DOCUMENT TEXT:
__________________________________________________

Read This: Gardening with Foliage First

June 16, 2017


Today is Foliage Follow-Up, my monthly meme that encourages us to focus on often-underappreciated foliage plants, rather than spotlight-hogging flowers. That means it’s the perfect day to review a new book by two foliage-loving design experts, Karen Chapman and Christina Salwitz.
Gardening with Foliage First: 127 Dazzling Combinations that Pair the Beauty of Leaves with Flowers, Bark, Berries, and More is an excellent follow-up to their award-winning Fine Foliage (click for my review). At 340 pages and much beefier compared to the slim Fine Foliage, Gardening with Foliage First delves more deeply into the art of combining foliage plants for subtle beauty and long-term impact in a garden.

Photo courtesy of Karen Chapman
And an art it is! After all, this is what we pay designers to do for us, when we look up one day and notice our garden is a “disappointing mélange of midsize green leaves” once the flowers have finished blooming, or there’s nothing to look at in winter. Chapman and Salwitz are adept at lifting the veil on design decisions and explaining why certain plants pair well together. With clear explanations enlivened by a cheeky sense of humor, they make garden design more approachable. They show, for example, how you can match the darker color along the edge of a leaf to the berries or leaves of another plant, making both plants shine brighter, or how to play the shaggy shape and texture of one plant against the fine-leaved daintiness of another.

__________________________________________________

GIVEN ENTRIES:
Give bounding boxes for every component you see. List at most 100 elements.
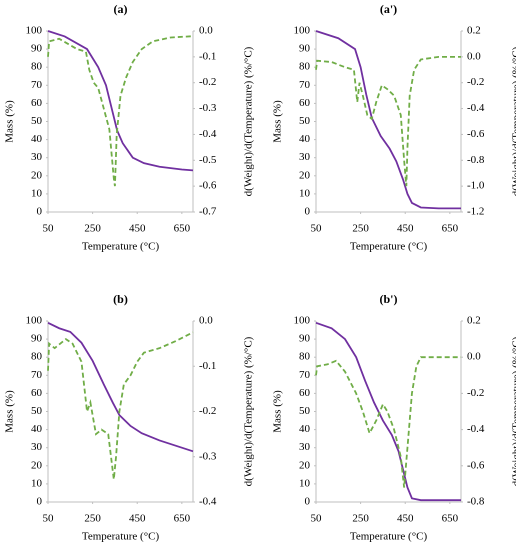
x-axis-label: Temperature (°C): [82, 531, 160, 543]
panel: (b') 0 10 20 30 40 50 60 70 80 90 100 -0.8 -0.6 -0.4 -0…: [272, 292, 516, 543]
y2-axis-label: d(Weight)/d(Temperature) (%/°C): [243, 46, 255, 196]
x-tick-label: 50: [311, 223, 323, 235]
y-tick-label: 100: [26, 25, 43, 37]
y2-tick-label: 0.2: [467, 25, 481, 37]
y-axis-label: Mass (%): [272, 390, 284, 433]
y2-tick-label: 0.0: [467, 351, 481, 363]
y2-tick-label: -0.6: [467, 128, 485, 140]
y-tick-label: 50: [299, 405, 311, 417]
y-tick-label: 80: [299, 61, 311, 73]
y-tick-label: 20: [31, 169, 43, 181]
x-tick-label: 50: [43, 513, 55, 525]
y-tick-label: 20: [299, 169, 311, 181]
y-tick-label: 50: [299, 115, 311, 127]
derivative-line: [315, 55, 461, 187]
y-tick-label: 40: [31, 423, 43, 435]
y2-tick-label: -0.2: [199, 76, 216, 88]
y-tick-label: 90: [31, 333, 43, 345]
y-tick-label: 0: [37, 496, 43, 508]
y2-tick-label: -0.8: [467, 154, 485, 166]
panel-title: (a): [114, 2, 128, 16]
y-tick-label: 30: [299, 151, 311, 163]
y2-tick-label: -0.1: [199, 50, 216, 62]
y2-axis-label: d(Weight)/d(Temperature) (%/°C): [511, 336, 516, 486]
y2-tick-label: -0.3: [199, 102, 217, 114]
y-axis-label: Mass (%): [272, 100, 284, 143]
panel: (a') 0 10 20 30 40 50 60 70 80 90 100 -1.2 -1.0 -0.8 -0…: [272, 2, 516, 253]
y2-tick-label: 0.0: [199, 315, 213, 327]
y-tick-label: 40: [299, 133, 311, 145]
x-axis-label: Temperature (°C): [350, 241, 428, 253]
y-tick-label: 30: [299, 441, 311, 453]
y-tick-label: 40: [31, 133, 43, 145]
y2-tick-label: -1.0: [467, 180, 485, 192]
x-tick-label: 450: [397, 513, 414, 525]
x-tick-label: 50: [43, 223, 55, 235]
y2-tick-label: -0.6: [199, 180, 217, 192]
y2-tick-label: -0.4: [199, 128, 217, 140]
y-tick-label: 80: [31, 351, 43, 363]
y2-tick-label: -0.5: [199, 154, 217, 166]
y-tick-label: 10: [299, 477, 311, 489]
x-tick-label: 250: [352, 223, 369, 235]
y2-axis-label: d(Weight)/d(Temperature) (%/°C): [243, 336, 255, 486]
x-tick-label: 450: [129, 513, 146, 525]
x-tick-label: 250: [352, 513, 369, 525]
y2-tick-label: -0.3: [199, 450, 217, 462]
y-tick-label: 30: [31, 441, 43, 453]
panel-title: (b'): [380, 292, 398, 306]
panel-title: (b): [113, 292, 128, 306]
y-tick-label: 90: [31, 43, 43, 55]
y-tick-label: 0: [305, 206, 311, 218]
y2-tick-label: -0.4: [467, 102, 485, 114]
derivative-line: [315, 356, 461, 488]
x-axis-label: Temperature (°C): [82, 241, 160, 253]
y-tick-label: 30: [31, 151, 43, 163]
x-tick-label: 650: [442, 223, 459, 235]
y2-axis-label: d(Weight)/d(Temperature) (%/°C): [511, 46, 516, 196]
panel-title: (a'): [380, 2, 397, 16]
y-tick-label: 20: [31, 459, 43, 471]
y2-tick-label: -0.7: [199, 206, 217, 218]
y-tick-label: 40: [299, 423, 311, 435]
y-tick-label: 0: [305, 496, 311, 508]
x-tick-label: 450: [129, 223, 146, 235]
y2-tick-label: -0.2: [199, 405, 216, 417]
y-tick-label: 60: [299, 387, 311, 399]
y2-tick-label: -0.8: [467, 496, 485, 508]
y-tick-label: 50: [31, 115, 43, 127]
y-tick-label: 70: [31, 79, 43, 91]
y-tick-label: 100: [294, 25, 311, 37]
y-tick-label: 0: [37, 206, 43, 218]
y-tick-label: 100: [26, 315, 43, 327]
y2-tick-label: -0.4: [467, 423, 485, 435]
y-tick-label: 10: [31, 187, 43, 199]
mass-line: [315, 321, 461, 502]
y-tick-label: 50: [31, 405, 43, 417]
y-tick-label: 100: [294, 315, 311, 327]
y2-tick-label: -0.1: [199, 360, 216, 372]
mass-line: [47, 322, 194, 453]
mass-line: [315, 30, 461, 210]
y-tick-label: 90: [299, 43, 311, 55]
y-tick-label: 70: [299, 369, 311, 381]
y-tick-label: 10: [299, 187, 311, 199]
x-axis-label: Temperature (°C): [350, 531, 428, 543]
panel: (b) 0 10 20 30 40 50 60 70 80 90 100 -0.4 -0.3 -0.2 -0.…: [4, 292, 255, 543]
x-tick-label: 250: [84, 223, 101, 235]
y-tick-label: 80: [299, 351, 311, 363]
derivative-line: [47, 35, 194, 187]
y-tick-label: 70: [299, 79, 311, 91]
y-tick-label: 10: [31, 477, 43, 489]
y-axis-label: Mass (%): [4, 100, 16, 143]
x-tick-label: 50: [311, 513, 323, 525]
y-tick-label: 20: [299, 459, 311, 471]
x-tick-label: 450: [397, 223, 414, 235]
x-tick-label: 250: [84, 513, 101, 525]
derivative-line: [47, 331, 194, 480]
y2-tick-label: -1.2: [467, 206, 484, 218]
y2-tick-label: -0.2: [467, 387, 484, 399]
y-tick-label: 60: [31, 97, 43, 109]
panel: (a) 0 10 20 30 40 50 60 70 80 90 100 -0.7 -0.6 -0.5 -0.…: [4, 2, 255, 253]
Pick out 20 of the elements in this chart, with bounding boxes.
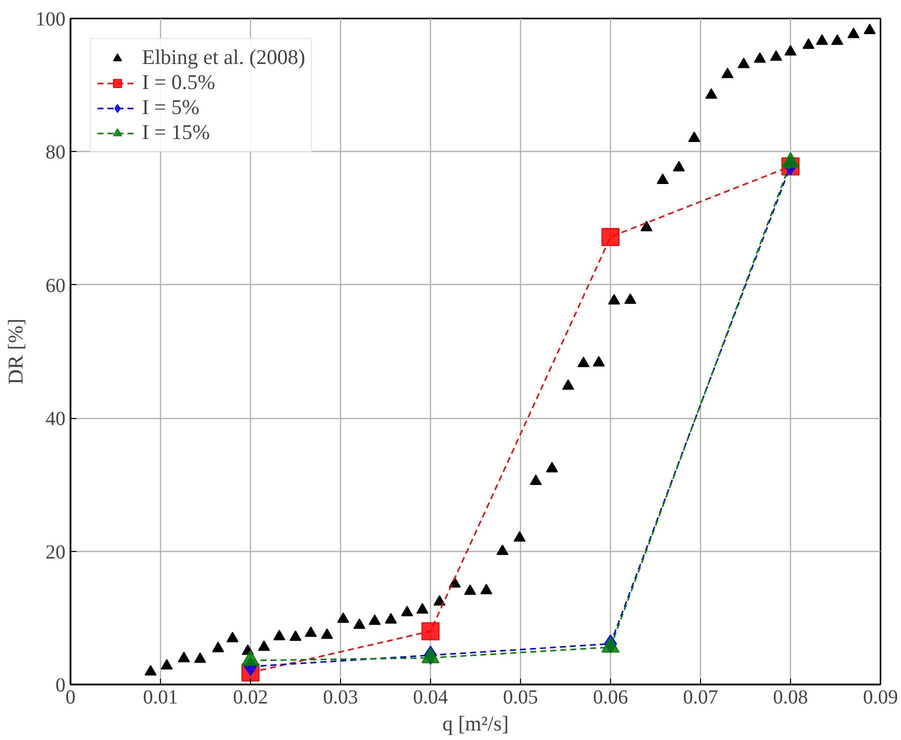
y-tick-label: 100 xyxy=(36,8,66,30)
x-tick-label: 0.05 xyxy=(503,686,538,708)
x-tick-label: 0.07 xyxy=(683,686,718,708)
x-tick-label: 0.09 xyxy=(863,686,898,708)
x-axis-title: q [m²/s] xyxy=(442,712,509,736)
legend-label: Elbing et al. (2008) xyxy=(142,45,306,70)
x-tick-label: 0.03 xyxy=(323,686,358,708)
legend-label: I = 5% xyxy=(142,95,200,120)
legend-label: I = 15% xyxy=(142,120,210,145)
x-tick-label: 0.06 xyxy=(593,686,628,708)
y-tick-label: 20 xyxy=(46,541,66,564)
y-tick-label: 40 xyxy=(46,408,66,430)
x-tick-label: 0.08 xyxy=(773,686,808,708)
x-tick-label: 0.01 xyxy=(143,686,178,708)
y-tick-label: 60 xyxy=(46,274,66,297)
x-tick-label: 0.04 xyxy=(413,686,448,708)
y-axis-title: DR [%] xyxy=(4,318,28,384)
x-tick-label: 0.02 xyxy=(233,686,268,708)
legend-label: I = 0.5% xyxy=(142,70,216,95)
y-tick-label: 80 xyxy=(46,142,66,164)
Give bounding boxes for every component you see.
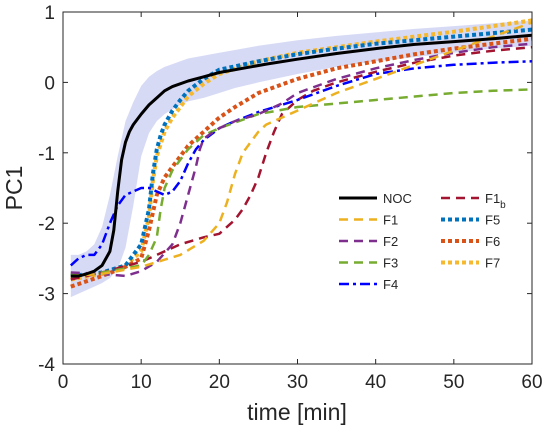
y-axis-title: PC1 <box>1 166 27 211</box>
y-tick-label: -1 <box>38 144 55 165</box>
series-line-f6 <box>70 36 532 289</box>
series-line-f4 <box>69 60 532 267</box>
series-line-f5 <box>70 27 532 278</box>
legend-label: F5 <box>485 213 500 228</box>
axis-ticks: 0 10 20 30 40 50 60 -4 -3 -2 -1 0 1 <box>38 3 542 393</box>
legend-label: F2 <box>383 234 398 249</box>
legend-label: F3 <box>383 256 398 271</box>
series-line-f1-b <box>70 45 532 281</box>
y-tick-label: 0 <box>44 73 55 94</box>
series-line-noc <box>70 33 532 278</box>
x-tick-label: 60 <box>521 372 542 393</box>
legend-label: NOC <box>383 191 412 206</box>
x-tick-label: 10 <box>131 372 152 393</box>
y-tick-label: -3 <box>38 285 55 306</box>
series-line-f2 <box>70 42 532 278</box>
x-tick-label: 20 <box>209 372 230 393</box>
y-tick-label: -2 <box>38 214 55 235</box>
legend-label: F7 <box>485 256 500 271</box>
series-lines <box>69 18 532 289</box>
legend-label: F1 <box>383 213 398 228</box>
x-tick-label: 30 <box>287 372 308 393</box>
x-tick-label: 40 <box>365 372 386 393</box>
x-tick-label: 0 <box>58 372 69 393</box>
legend-label: F4 <box>383 277 398 292</box>
x-axis-title: time [min] <box>247 399 347 425</box>
noc-confidence-band <box>70 20 532 298</box>
y-tick-label: -4 <box>38 355 55 376</box>
legend-label: F6 <box>485 234 500 249</box>
noc-band-area <box>70 20 532 298</box>
y-tick-label: 1 <box>44 3 55 24</box>
x-tick-label: 50 <box>443 372 464 393</box>
series-line-f1 <box>70 21 532 278</box>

__________________________________________________

THE TASKS:
**a)** Answer these about the review of Gardening with Foliage First:
(i) How many pages long is the book?
(ii) How often does Foliage Follow-Up take place?
(iii) Who provided the photo?
**b)** Carry on the review of Gardening with Foliage First from the point where it ends.
The listing is material separate from the review of Gardening with Foliage First.

FINAL ANSWERS:
**a)**
(i) 340 pages.
(ii) Monthly.
(iii) Karen Chapman.

**b)**
Photo courtesy of Karen Chapman
Generously illustrated with a photo of the whole scene, plus close-ups of each plant, each combo (there are more than 100 altogether) is given a 2-page, sometimes 3-page, spread, and they’re helpfully organized by whether they’re appropriate for sun or shade, as well as by whether peak season occurs in spring/summer or fall/winter.

Photo courtesy of Karen Chapman
Of course, for us Central Texas gardeners, “sun” and “summer” mean something entirely different than in the cool, moist Pacific Northwest, where the authors live, and our gardening conditions differ in other ways too, particularly in the alkalinity of our soil. Put simply, we just can’t grow a lot of the plants featured in the book. So while readers in cooler regions of the country can likely copy featured plant combos “verbatim,” we hot-climate gardeners must get a little more creative, coming up with similar-looking plants that grow well here that can be subbed in for those that don’t. I actually find that to be a fun exercise and marked up my book with notes on possible substitutions.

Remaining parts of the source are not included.